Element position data

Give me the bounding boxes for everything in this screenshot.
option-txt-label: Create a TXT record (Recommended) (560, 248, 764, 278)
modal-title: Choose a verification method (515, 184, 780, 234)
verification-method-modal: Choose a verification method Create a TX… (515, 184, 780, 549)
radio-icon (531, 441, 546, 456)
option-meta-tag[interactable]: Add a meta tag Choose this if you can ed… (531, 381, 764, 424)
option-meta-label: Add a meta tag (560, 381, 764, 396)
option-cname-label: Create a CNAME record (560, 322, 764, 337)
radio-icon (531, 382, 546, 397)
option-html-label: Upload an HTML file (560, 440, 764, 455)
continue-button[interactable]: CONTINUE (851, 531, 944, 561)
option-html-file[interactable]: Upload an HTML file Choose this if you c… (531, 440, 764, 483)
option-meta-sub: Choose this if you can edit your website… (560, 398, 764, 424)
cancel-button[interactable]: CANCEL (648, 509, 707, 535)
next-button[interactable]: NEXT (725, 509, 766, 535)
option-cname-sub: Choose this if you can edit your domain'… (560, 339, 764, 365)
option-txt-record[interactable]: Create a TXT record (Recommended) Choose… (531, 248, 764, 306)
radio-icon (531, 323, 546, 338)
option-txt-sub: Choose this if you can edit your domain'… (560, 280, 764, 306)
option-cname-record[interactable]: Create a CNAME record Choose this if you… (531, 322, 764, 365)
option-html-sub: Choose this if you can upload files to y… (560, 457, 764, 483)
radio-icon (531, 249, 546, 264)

--

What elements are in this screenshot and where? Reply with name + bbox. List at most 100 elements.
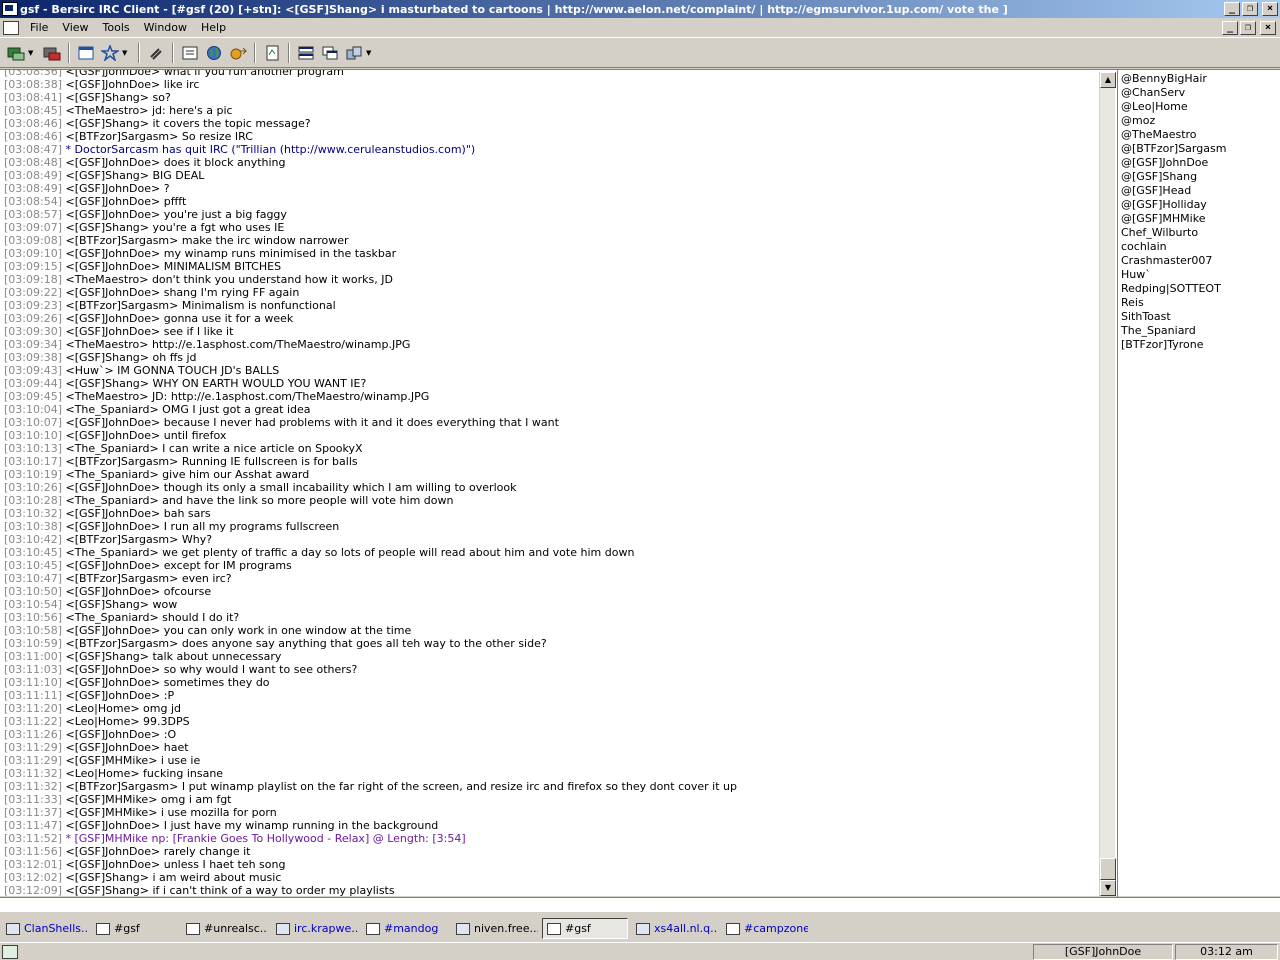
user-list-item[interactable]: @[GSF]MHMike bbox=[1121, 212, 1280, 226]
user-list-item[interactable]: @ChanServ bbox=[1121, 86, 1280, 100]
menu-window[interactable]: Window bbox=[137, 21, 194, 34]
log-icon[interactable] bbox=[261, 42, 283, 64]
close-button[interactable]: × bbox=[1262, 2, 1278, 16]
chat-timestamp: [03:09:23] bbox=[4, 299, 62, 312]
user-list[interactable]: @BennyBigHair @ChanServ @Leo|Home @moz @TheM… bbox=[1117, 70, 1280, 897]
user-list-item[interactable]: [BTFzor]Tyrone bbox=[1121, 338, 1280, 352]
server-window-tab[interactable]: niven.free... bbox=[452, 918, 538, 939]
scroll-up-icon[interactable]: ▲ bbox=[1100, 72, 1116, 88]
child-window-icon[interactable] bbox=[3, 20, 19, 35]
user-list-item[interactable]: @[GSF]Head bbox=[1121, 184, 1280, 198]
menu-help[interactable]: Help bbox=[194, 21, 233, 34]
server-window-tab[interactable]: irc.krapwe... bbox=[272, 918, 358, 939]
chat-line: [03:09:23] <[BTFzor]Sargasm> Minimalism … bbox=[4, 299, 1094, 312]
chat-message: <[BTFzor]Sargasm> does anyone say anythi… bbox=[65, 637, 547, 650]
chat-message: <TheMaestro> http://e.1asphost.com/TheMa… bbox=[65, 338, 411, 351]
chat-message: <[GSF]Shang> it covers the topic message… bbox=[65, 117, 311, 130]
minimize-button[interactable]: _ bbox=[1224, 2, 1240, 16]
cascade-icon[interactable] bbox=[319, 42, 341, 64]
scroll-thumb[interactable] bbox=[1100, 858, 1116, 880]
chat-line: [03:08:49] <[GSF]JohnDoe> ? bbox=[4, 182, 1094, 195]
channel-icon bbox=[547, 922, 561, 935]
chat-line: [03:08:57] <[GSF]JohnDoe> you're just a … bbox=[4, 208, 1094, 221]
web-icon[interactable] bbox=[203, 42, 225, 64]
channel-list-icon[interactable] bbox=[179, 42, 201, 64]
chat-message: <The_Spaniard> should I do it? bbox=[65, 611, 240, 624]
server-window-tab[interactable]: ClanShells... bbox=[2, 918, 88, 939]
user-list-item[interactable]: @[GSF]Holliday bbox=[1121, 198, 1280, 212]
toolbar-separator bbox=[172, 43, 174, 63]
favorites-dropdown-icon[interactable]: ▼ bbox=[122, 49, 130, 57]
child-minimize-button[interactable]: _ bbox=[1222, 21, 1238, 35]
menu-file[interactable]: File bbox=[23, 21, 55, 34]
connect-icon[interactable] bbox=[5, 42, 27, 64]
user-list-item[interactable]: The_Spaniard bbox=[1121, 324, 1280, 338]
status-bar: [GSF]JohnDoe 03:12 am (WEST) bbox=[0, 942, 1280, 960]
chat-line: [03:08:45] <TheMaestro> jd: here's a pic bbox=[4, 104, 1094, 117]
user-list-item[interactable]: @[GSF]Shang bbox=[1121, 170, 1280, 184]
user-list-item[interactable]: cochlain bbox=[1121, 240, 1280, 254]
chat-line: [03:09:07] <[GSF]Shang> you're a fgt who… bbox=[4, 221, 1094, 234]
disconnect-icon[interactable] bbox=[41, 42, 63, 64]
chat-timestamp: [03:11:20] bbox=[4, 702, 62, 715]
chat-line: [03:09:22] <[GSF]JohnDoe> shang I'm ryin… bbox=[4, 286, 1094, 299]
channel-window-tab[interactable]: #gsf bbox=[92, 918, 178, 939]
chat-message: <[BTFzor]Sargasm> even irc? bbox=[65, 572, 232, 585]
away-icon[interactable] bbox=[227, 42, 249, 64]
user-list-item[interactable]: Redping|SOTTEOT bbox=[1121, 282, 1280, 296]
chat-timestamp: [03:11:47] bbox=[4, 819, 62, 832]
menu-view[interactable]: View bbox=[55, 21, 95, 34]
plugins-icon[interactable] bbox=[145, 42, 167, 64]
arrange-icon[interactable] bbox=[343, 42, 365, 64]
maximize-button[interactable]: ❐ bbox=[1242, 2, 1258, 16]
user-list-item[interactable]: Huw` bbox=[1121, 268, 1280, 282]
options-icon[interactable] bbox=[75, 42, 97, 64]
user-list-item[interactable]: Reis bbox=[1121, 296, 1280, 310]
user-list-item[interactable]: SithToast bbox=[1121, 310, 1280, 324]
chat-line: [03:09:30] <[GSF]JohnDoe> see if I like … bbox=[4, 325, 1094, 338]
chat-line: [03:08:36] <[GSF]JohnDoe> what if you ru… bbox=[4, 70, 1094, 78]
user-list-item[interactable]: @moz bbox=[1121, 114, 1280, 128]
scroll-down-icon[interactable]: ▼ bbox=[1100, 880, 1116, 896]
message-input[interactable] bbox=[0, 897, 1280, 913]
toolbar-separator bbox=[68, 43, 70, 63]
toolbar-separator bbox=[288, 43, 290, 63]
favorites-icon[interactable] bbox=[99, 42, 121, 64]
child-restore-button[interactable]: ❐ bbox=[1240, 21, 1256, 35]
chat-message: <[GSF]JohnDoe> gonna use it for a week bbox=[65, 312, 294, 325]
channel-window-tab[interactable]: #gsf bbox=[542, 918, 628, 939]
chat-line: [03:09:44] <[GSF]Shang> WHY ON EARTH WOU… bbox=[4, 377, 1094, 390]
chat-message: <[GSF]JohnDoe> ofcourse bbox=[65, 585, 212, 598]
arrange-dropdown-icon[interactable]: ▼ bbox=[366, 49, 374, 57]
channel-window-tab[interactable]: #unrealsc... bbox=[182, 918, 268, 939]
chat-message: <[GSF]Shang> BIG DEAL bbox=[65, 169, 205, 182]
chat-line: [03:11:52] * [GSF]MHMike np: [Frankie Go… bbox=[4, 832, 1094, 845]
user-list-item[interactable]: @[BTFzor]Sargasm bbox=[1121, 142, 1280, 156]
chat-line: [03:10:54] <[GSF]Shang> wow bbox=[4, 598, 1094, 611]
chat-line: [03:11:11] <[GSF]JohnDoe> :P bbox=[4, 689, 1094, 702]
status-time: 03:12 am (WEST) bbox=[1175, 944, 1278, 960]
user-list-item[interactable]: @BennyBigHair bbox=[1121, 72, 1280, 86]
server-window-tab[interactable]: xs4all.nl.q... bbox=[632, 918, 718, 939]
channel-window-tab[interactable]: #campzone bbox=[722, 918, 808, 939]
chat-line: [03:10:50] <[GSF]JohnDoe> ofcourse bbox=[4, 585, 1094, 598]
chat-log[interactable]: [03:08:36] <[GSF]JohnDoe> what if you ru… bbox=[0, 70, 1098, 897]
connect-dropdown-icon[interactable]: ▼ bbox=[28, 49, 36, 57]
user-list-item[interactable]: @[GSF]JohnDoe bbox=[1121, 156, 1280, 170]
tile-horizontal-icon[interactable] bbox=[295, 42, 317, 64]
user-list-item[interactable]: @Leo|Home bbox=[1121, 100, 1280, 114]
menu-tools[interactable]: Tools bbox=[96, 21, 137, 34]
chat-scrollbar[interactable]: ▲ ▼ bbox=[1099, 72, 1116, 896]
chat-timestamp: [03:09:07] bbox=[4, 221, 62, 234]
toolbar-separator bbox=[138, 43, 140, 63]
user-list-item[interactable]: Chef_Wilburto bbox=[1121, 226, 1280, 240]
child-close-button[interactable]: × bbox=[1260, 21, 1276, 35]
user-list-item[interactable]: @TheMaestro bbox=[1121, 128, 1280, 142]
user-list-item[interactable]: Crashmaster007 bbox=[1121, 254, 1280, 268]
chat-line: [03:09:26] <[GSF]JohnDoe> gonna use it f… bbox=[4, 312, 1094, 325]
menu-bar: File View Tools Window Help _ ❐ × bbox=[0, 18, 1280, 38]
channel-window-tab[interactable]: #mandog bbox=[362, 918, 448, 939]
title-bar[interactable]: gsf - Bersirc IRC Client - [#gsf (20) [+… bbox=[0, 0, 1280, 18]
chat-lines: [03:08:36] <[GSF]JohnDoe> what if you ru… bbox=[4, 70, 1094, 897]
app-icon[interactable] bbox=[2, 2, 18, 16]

#### WHAT NEEDS TO BE DONE
Change "user-list-item" to "member-entry" in the lines from the line with "212, 1280, 226]" up to and including the line with "chat-message: <[BTFzor]Sargasm> does", leaving everything else as it is, and output only those lines.

#### ANSWER BELOW
member-entry[interactable]: @[GSF]MHMike bbox=[1121, 212, 1280, 226]
member-entry[interactable]: @ChanServ bbox=[1121, 86, 1280, 100]
menu-window[interactable]: Window bbox=[137, 21, 194, 34]
log-icon[interactable] bbox=[261, 42, 283, 64]
close-button[interactable]: × bbox=[1262, 2, 1278, 16]
chat-timestamp: [03:09:23] bbox=[4, 299, 62, 312]
user-list[interactable]: @BennyBigHair @ChanServ @Leo|Home @moz @TheM… bbox=[1117, 70, 1280, 897]
member-entry[interactable]: [BTFzor]Tyrone bbox=[1121, 338, 1280, 352]
server-window-tab[interactable]: niven.free... bbox=[452, 918, 538, 939]
scroll-up-icon[interactable]: ▲ bbox=[1100, 72, 1116, 88]
child-window-icon[interactable] bbox=[3, 20, 19, 35]
member-entry[interactable]: @[GSF]Head bbox=[1121, 184, 1280, 198]
menu-help[interactable]: Help bbox=[194, 21, 233, 34]
server-window-tab[interactable]: irc.krapwe... bbox=[272, 918, 358, 939]
chat-line: [03:09:23] <[BTFzor]Sargasm> Minimalism … bbox=[4, 299, 1094, 312]
chat-message: <[BTFzor]Sargasm> does anyone say anythi… bbox=[65, 637, 547, 650]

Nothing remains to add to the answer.